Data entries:

□ □ □

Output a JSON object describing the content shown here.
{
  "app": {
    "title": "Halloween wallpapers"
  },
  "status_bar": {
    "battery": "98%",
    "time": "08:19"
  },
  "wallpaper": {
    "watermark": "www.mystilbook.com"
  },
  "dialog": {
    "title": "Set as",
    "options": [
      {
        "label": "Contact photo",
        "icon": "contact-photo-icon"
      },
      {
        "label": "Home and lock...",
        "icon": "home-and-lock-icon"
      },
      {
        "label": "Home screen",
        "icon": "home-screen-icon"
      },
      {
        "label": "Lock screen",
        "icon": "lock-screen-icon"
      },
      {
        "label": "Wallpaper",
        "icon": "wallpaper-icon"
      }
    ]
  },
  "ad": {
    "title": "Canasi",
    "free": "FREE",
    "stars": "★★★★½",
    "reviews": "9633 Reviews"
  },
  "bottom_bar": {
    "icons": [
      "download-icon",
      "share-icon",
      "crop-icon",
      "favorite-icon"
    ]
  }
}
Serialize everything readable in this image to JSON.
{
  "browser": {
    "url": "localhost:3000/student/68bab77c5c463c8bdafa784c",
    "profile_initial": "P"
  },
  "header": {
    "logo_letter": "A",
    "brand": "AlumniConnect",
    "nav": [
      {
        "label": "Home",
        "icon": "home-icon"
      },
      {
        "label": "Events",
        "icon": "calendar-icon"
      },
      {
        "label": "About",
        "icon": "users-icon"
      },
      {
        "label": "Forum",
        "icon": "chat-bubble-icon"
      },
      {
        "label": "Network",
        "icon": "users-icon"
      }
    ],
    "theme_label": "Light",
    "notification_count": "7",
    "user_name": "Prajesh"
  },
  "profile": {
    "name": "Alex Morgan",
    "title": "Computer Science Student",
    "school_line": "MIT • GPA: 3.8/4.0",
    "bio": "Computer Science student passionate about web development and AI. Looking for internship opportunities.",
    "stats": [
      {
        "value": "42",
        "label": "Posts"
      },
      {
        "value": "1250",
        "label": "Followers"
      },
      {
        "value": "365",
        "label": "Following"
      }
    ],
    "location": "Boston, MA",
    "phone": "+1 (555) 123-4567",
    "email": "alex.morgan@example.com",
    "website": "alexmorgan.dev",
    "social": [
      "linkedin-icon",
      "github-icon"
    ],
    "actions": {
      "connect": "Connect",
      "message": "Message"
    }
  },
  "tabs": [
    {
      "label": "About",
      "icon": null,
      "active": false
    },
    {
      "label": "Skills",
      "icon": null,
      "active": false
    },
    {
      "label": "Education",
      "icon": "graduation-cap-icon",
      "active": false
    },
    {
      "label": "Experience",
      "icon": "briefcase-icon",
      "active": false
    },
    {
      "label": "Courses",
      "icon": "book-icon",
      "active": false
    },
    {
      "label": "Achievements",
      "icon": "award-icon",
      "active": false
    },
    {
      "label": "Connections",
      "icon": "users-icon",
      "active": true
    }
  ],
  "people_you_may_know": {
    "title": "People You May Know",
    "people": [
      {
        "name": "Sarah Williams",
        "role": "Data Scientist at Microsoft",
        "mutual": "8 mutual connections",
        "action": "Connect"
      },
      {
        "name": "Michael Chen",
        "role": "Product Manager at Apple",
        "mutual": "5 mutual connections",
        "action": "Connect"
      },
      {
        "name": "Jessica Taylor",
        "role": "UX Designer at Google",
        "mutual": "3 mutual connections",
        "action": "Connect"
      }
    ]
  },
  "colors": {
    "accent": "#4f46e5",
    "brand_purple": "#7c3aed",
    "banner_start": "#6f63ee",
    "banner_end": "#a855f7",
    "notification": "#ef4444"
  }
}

□ □ □

Work required | Quote every record above exactly.

Task output |
Output a JSON object describing the content shown here.
{
  "app": {
    "title": "Halloween wallpapers"
  },
  "status_bar": {
    "battery": "98%",
    "time": "08:19"
  },
  "wallpaper": {
    "watermark": "www.mystilbook.com"
  },
  "dialog": {
    "title": "Set as",
    "options": [
      {
        "label": "Contact photo",
        "icon": "contact-photo-icon"
      },
      {
        "label": "Home and lock...",
        "icon": "home-and-lock-icon"
      },
      {
        "label": "Home screen",
        "icon": "home-screen-icon"
      },
      {
        "label": "Lock screen",
        "icon": "lock-screen-icon"
      },
      {
        "label": "Wallpaper",
        "icon": "wallpaper-icon"
      }
    ]
  },
  "ad": {
    "title": "Canasi",
    "free": "FREE",
    "stars": "★★★★½",
    "reviews": "9633 Reviews"
  },
  "bottom_bar": {
    "icons": [
      "download-icon",
      "share-icon",
      "crop-icon",
      "favorite-icon"
    ]
  }
}
Serialize everything readable in this image to JSON.
{
  "browser": {
    "url": "localhost:3000/student/68bab77c5c463c8bdafa784c",
    "profile_initial": "P"
  },
  "header": {
    "logo_letter": "A",
    "brand": "AlumniConnect",
    "nav": [
      {
        "label": "Home",
        "icon": "home-icon"
      },
      {
        "label": "Events",
        "icon": "calendar-icon"
      },
      {
        "label": "About",
        "icon": "users-icon"
      },
      {
        "label": "Forum",
        "icon": "chat-bubble-icon"
      },
      {
        "label": "Network",
        "icon": "users-icon"
      }
    ],
    "theme_label": "Light",
    "notification_count": "7",
    "user_name": "Prajesh"
  },
  "profile": {
    "name": "Alex Morgan",
    "title": "Computer Science Student",
    "school_line": "MIT • GPA: 3.8/4.0",
    "bio": "Computer Science student passionate about web development and AI. Looking for internship opportunities.",
    "stats": [
      {
        "value": "42",
        "label": "Posts"
      },
      {
        "value": "1250",
        "label": "Followers"
      },
      {
        "value": "365",
        "label": "Following"
      }
    ],
    "location": "Boston, MA",
    "phone": "+1 (555) 123-4567",
    "email": "alex.morgan@example.com",
    "website": "alexmorgan.dev",
    "social": [
      "linkedin-icon",
      "github-icon"
    ],
    "actions": {
      "connect": "Connect",
      "message": "Message"
    }
  },
  "tabs": [
    {
      "label": "About",
      "icon": null,
      "active": false
    },
    {
      "label": "Skills",
      "icon": null,
      "active": false
    },
    {
      "label": "Education",
      "icon": "graduation-cap-icon",
      "active": false
    },
    {
      "label": "Experience",
      "icon": "briefcase-icon",
      "active": false
    },
    {
      "label": "Courses",
      "icon": "book-icon",
      "active": false
    },
    {
      "label": "Achievements",
      "icon": "award-icon",
      "active": false
    },
    {
      "label": "Connections",
      "icon": "users-icon",
      "active": true
    }
  ],
  "people_you_may_know": {
    "title": "People You May Know",
    "people": [
      {
        "name": "Sarah Williams",
        "role": "Data Scientist at Microsoft",
        "mutual": "8 mutual connections",
        "action": "Connect"
      },
      {
        "name": "Michael Chen",
        "role": "Product Manager at Apple",
        "mutual": "5 mutual connections",
        "action": "Connect"
      },
      {
        "name": "Jessica Taylor",
        "role": "UX Designer at Google",
        "mutual": "3 mutual connections",
        "action": "Connect"
      }
    ]
  },
  "colors": {
    "accent": "#4f46e5",
    "brand_purple": "#7c3aed",
    "banner_start": "#6f63ee",
    "banner_end": "#a855f7",
    "notification": "#ef4444"
  }
}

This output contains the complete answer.